◆ Given records ◆
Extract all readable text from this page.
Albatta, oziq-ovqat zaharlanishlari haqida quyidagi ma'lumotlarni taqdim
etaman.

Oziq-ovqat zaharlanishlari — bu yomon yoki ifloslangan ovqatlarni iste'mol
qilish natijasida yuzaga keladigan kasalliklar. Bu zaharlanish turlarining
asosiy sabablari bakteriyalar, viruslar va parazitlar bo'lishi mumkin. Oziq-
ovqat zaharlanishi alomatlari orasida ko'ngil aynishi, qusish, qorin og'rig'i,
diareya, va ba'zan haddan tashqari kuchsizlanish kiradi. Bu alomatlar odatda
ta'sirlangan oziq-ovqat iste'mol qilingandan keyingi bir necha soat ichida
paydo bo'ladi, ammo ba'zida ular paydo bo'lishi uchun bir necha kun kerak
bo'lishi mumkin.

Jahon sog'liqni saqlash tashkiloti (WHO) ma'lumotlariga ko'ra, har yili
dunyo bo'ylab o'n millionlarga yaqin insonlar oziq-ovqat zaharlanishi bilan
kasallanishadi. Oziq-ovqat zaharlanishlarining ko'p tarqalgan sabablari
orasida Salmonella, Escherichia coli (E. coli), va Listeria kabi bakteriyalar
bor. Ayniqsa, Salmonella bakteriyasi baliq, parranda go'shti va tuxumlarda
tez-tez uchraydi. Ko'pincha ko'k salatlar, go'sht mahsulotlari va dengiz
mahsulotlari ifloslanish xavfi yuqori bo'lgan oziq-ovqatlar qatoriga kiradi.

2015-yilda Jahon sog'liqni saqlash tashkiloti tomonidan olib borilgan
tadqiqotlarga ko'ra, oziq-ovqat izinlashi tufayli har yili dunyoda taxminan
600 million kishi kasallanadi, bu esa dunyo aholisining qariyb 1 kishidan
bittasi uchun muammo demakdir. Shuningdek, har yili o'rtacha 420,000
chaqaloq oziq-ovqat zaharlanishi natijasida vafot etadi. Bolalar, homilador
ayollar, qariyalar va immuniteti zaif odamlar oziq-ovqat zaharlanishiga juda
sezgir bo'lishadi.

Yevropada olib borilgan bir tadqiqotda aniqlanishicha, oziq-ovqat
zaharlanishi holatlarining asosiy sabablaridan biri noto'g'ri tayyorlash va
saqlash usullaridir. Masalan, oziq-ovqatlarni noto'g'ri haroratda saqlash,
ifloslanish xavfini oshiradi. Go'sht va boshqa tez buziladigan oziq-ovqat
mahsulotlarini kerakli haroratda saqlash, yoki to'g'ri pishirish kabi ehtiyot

◆ Exercise brief ◆
Make an exact copy of every entry.

◆ Expected answer ◆
Extract all readable text from this page.
Albatta, oziq-ovqat zaharlanishlari haqida quyidagi ma'lumotlarni taqdim
etaman.

Oziq-ovqat zaharlanishlari — bu yomon yoki ifloslangan ovqatlarni iste'mol
qilish natijasida yuzaga keladigan kasalliklar. Bu zaharlanish turlarining
asosiy sabablari bakteriyalar, viruslar va parazitlar bo'lishi mumkin. Oziq-
ovqat zaharlanishi alomatlari orasida ko'ngil aynishi, qusish, qorin og'rig'i,
diareya, va ba'zan haddan tashqari kuchsizlanish kiradi. Bu alomatlar odatda
ta'sirlangan oziq-ovqat iste'mol qilingandan keyingi bir necha soat ichida
paydo bo'ladi, ammo ba'zida ular paydo bo'lishi uchun bir necha kun kerak
bo'lishi mumkin.

Jahon sog'liqni saqlash tashkiloti (WHO) ma'lumotlariga ko'ra, har yili
dunyo bo'ylab o'n millionlarga yaqin insonlar oziq-ovqat zaharlanishi bilan
kasallanishadi. Oziq-ovqat zaharlanishlarining ko'p tarqalgan sabablari
orasida Salmonella, Escherichia coli (E. coli), va Listeria kabi bakteriyalar
bor. Ayniqsa, Salmonella bakteriyasi baliq, parranda go'shti va tuxumlarda
tez-tez uchraydi. Ko'pincha ko'k salatlar, go'sht mahsulotlari va dengiz
mahsulotlari ifloslanish xavfi yuqori bo'lgan oziq-ovqatlar qatoriga kiradi.

2015-yilda Jahon sog'liqni saqlash tashkiloti tomonidan olib borilgan
tadqiqotlarga ko'ra, oziq-ovqat izinlashi tufayli har yili dunyoda taxminan
600 million kishi kasallanadi, bu esa dunyo aholisining qariyb 1 kishidan
bittasi uchun muammo demakdir. Shuningdek, har yili o'rtacha 420,000
chaqaloq oziq-ovqat zaharlanishi natijasida vafot etadi. Bolalar, homilador
ayollar, qariyalar va immuniteti zaif odamlar oziq-ovqat zaharlanishiga juda
sezgir bo'lishadi.

Yevropada olib borilgan bir tadqiqotda aniqlanishicha, oziq-ovqat
zaharlanishi holatlarining asosiy sabablaridan biri noto'g'ri tayyorlash va
saqlash usullaridir. Masalan, oziq-ovqatlarni noto'g'ri haroratda saqlash,
ifloslanish xavfini oshiradi. Go'sht va boshqa tez buziladigan oziq-ovqat
mahsulotlarini kerakli haroratda saqlash, yoki to'g'ri pishirish kabi ehtiyot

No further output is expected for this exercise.